→ **Problem**: Only the pictures stay out; every record is to be quoted exactly.

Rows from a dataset
--- start ---
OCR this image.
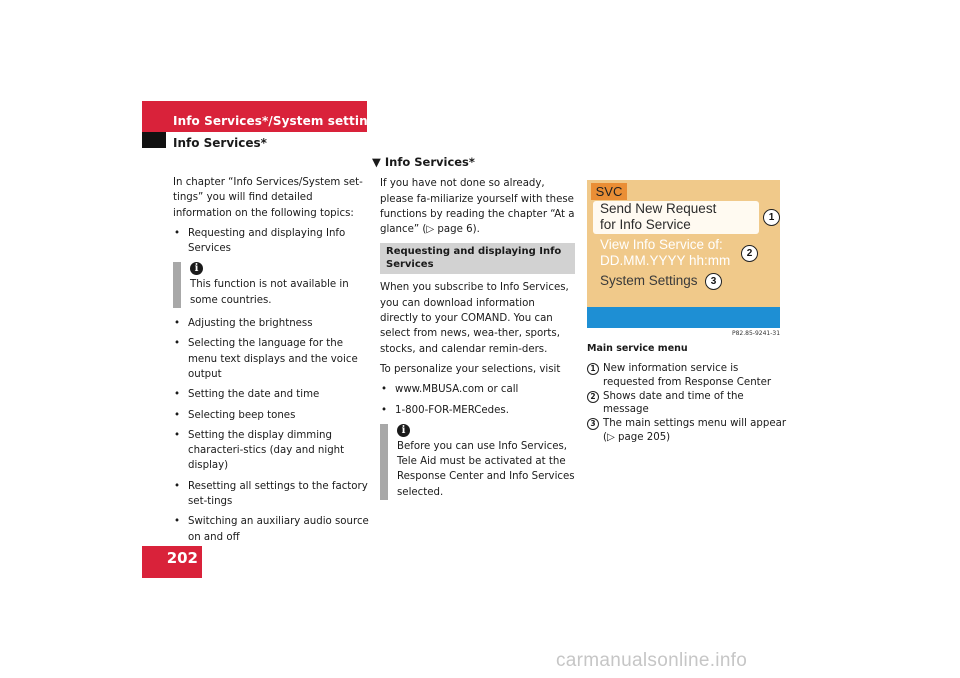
Info Services*/System settings
Info Services*

In chapter “Info Services/System set-tings” you will find detailed information on the following topics:

• Requesting and displaying Info Services
i
This function is not available in some countries.
• Adjusting the brightness
• Selecting the language for the menu text displays and the voice output
• Setting the date and time
• Selecting beep tones
• Setting the display dimming characteri-stics (day and night display)
• Resetting all settings to the factory set-tings
• Switching an auxiliary audio source on and off
▼ Info Services*

If you have not done so already, please fa-miliarize yourself with these functions by reading the chapter “At a glance” (▷ page 6).

Requesting and displaying Info Services

When you subscribe to Info Services, you can download information directly to your COMAND. You can select from news, wea-ther, sports, stocks, and calendar remin-ders.

To personalize your selections, visit

• www.MBUSA.com or call
• 1-800-FOR-MERCedes.
i
Before you can use Info Services, Tele Aid must be activated at the Response Center and Info Services selected.
SVC
Send New Request
for Info Service
View Info Service of:
DD.MM.YYYY hh:mm
System Settings
1
2
3
P82.85-9241-31
Main service menu
1 New information service is requested from Response Center
2 Shows date and time of the message
3 The main settings menu will appear (▷ page 205)
202
carmanualsonline.info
--- end ---
→ **Expected output**:
OCR this image.
Info Services*/System settings
Info Services*

In chapter “Info Services/System set-tings” you will find detailed information on the following topics:

• Requesting and displaying Info Services
i
This function is not available in some countries.
• Adjusting the brightness
• Selecting the language for the menu text displays and the voice output
• Setting the date and time
• Selecting beep tones
• Setting the display dimming characteri-stics (day and night display)
• Resetting all settings to the factory set-tings
• Switching an auxiliary audio source on and off
▼ Info Services*

If you have not done so already, please fa-miliarize yourself with these functions by reading the chapter “At a glance” (▷ page 6).

Requesting and displaying Info Services

When you subscribe to Info Services, you can download information directly to your COMAND. You can select from news, wea-ther, sports, stocks, and calendar remin-ders.

To personalize your selections, visit

• www.MBUSA.com or call
• 1-800-FOR-MERCedes.
i
Before you can use Info Services, Tele Aid must be activated at the Response Center and Info Services selected.
SVC
Send New Request
for Info Service
View Info Service of:
DD.MM.YYYY hh:mm
System Settings
1
2
3
P82.85-9241-31
Main service menu
1 New information service is requested from Response Center
2 Shows date and time of the message
3 The main settings menu will appear (▷ page 205)
202
carmanualsonline.info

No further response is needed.